TASK DETAILS: Quote, verbatim, all material below, without pictures.

ITEMS:
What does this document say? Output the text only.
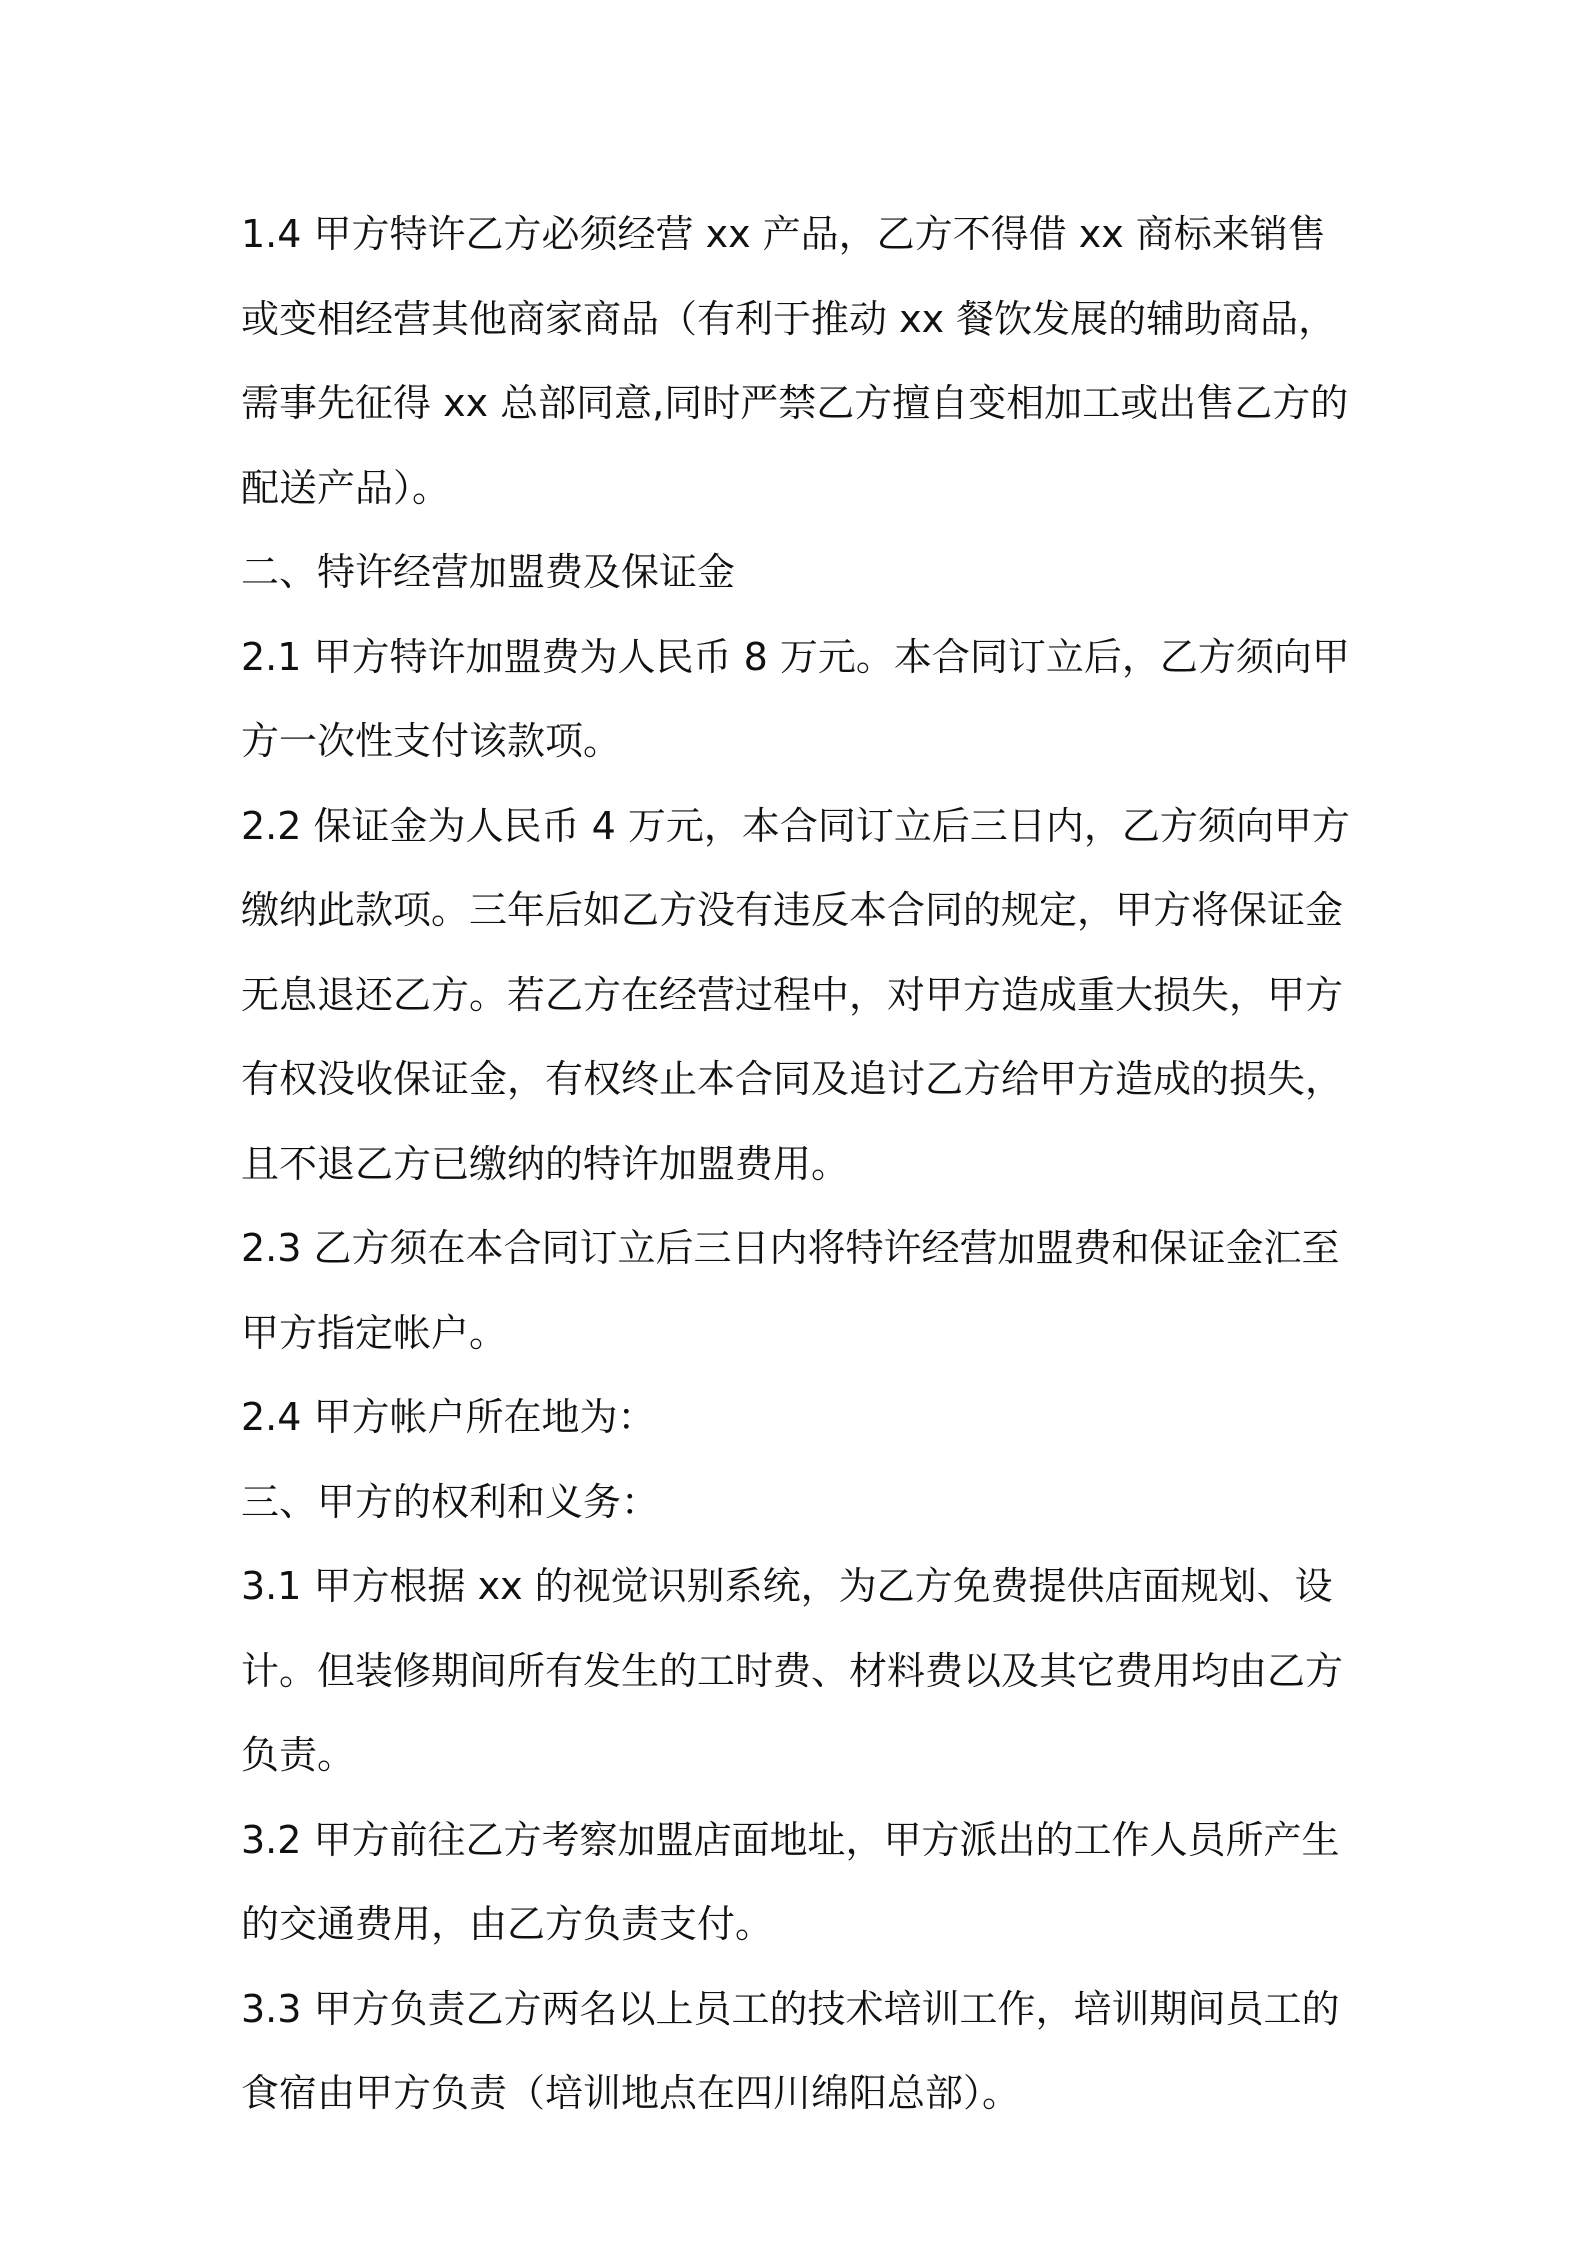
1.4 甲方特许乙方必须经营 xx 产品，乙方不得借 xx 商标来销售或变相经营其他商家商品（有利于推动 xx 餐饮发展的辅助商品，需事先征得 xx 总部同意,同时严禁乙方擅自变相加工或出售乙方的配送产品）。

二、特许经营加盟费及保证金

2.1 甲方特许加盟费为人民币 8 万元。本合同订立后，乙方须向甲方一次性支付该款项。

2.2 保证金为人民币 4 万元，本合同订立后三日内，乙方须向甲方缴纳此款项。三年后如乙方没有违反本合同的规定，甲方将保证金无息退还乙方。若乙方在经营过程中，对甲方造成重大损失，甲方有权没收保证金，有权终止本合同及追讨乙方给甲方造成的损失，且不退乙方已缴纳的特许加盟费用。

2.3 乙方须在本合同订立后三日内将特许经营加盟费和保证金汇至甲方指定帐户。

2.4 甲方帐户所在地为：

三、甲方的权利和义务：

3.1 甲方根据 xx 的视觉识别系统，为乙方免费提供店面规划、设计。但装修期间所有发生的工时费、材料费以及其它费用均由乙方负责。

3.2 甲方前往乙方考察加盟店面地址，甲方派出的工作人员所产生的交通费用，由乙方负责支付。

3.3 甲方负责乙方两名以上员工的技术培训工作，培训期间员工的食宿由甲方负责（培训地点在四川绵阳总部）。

SOLUTION FOR THIS TASK:
What does this document say? Output the text only.
1.4 甲方特许乙方必须经营 xx 产品，乙方不得借 xx 商标来销售或变相经营其他商家商品（有利于推动 xx 餐饮发展的辅助商品，需事先征得 xx 总部同意,同时严禁乙方擅自变相加工或出售乙方的配送产品）。

二、特许经营加盟费及保证金

2.1 甲方特许加盟费为人民币 8 万元。本合同订立后，乙方须向甲方一次性支付该款项。

2.2 保证金为人民币 4 万元，本合同订立后三日内，乙方须向甲方缴纳此款项。三年后如乙方没有违反本合同的规定，甲方将保证金无息退还乙方。若乙方在经营过程中，对甲方造成重大损失，甲方有权没收保证金，有权终止本合同及追讨乙方给甲方造成的损失，且不退乙方已缴纳的特许加盟费用。

2.3 乙方须在本合同订立后三日内将特许经营加盟费和保证金汇至甲方指定帐户。

2.4 甲方帐户所在地为：

三、甲方的权利和义务：

3.1 甲方根据 xx 的视觉识别系统，为乙方免费提供店面规划、设计。但装修期间所有发生的工时费、材料费以及其它费用均由乙方负责。

3.2 甲方前往乙方考察加盟店面地址，甲方派出的工作人员所产生的交通费用，由乙方负责支付。

3.3 甲方负责乙方两名以上员工的技术培训工作，培训期间员工的食宿由甲方负责（培训地点在四川绵阳总部）。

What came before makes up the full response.